> _Task_:
Copy the records that follow exactly as written, but not their pictures.

> _Source records_:

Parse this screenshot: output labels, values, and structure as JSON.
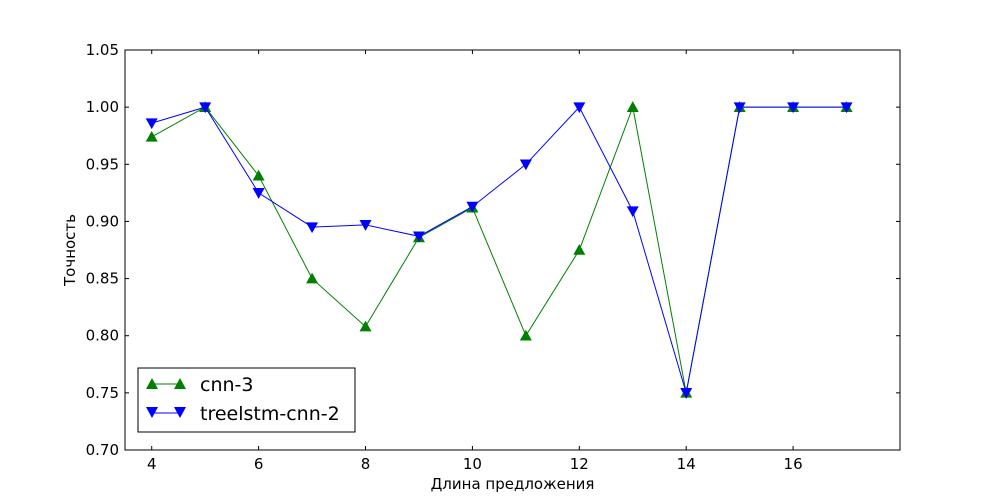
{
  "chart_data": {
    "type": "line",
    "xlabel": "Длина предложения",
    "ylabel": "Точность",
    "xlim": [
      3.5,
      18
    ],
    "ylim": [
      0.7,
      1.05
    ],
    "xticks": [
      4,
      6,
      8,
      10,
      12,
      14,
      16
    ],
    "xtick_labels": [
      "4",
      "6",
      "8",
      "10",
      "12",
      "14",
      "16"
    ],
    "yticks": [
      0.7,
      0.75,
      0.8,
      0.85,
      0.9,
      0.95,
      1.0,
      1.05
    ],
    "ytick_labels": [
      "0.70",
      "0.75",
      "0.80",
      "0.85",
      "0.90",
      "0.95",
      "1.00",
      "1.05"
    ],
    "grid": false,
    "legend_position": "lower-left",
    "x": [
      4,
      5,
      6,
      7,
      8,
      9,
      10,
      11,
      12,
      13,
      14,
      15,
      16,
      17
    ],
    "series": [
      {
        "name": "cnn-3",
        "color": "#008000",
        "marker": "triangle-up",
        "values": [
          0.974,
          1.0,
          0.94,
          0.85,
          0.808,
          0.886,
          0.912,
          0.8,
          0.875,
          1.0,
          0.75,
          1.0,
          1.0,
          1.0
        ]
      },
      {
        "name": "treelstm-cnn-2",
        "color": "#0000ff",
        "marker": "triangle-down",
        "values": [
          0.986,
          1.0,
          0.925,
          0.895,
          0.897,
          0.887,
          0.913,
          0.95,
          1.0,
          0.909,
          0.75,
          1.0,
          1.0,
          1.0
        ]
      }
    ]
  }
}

> _Exercise output_:
Parse this screenshot: output labels, values, and structure as JSON.
{
  "chart_data": {
    "type": "line",
    "xlabel": "Длина предложения",
    "ylabel": "Точность",
    "xlim": [
      3.5,
      18
    ],
    "ylim": [
      0.7,
      1.05
    ],
    "xticks": [
      4,
      6,
      8,
      10,
      12,
      14,
      16
    ],
    "xtick_labels": [
      "4",
      "6",
      "8",
      "10",
      "12",
      "14",
      "16"
    ],
    "yticks": [
      0.7,
      0.75,
      0.8,
      0.85,
      0.9,
      0.95,
      1.0,
      1.05
    ],
    "ytick_labels": [
      "0.70",
      "0.75",
      "0.80",
      "0.85",
      "0.90",
      "0.95",
      "1.00",
      "1.05"
    ],
    "grid": false,
    "legend_position": "lower-left",
    "x": [
      4,
      5,
      6,
      7,
      8,
      9,
      10,
      11,
      12,
      13,
      14,
      15,
      16,
      17
    ],
    "series": [
      {
        "name": "cnn-3",
        "color": "#008000",
        "marker": "triangle-up",
        "values": [
          0.974,
          1.0,
          0.94,
          0.85,
          0.808,
          0.886,
          0.912,
          0.8,
          0.875,
          1.0,
          0.75,
          1.0,
          1.0,
          1.0
        ]
      },
      {
        "name": "treelstm-cnn-2",
        "color": "#0000ff",
        "marker": "triangle-down",
        "values": [
          0.986,
          1.0,
          0.925,
          0.895,
          0.897,
          0.887,
          0.913,
          0.95,
          1.0,
          0.909,
          0.75,
          1.0,
          1.0,
          1.0
        ]
      }
    ]
  }
}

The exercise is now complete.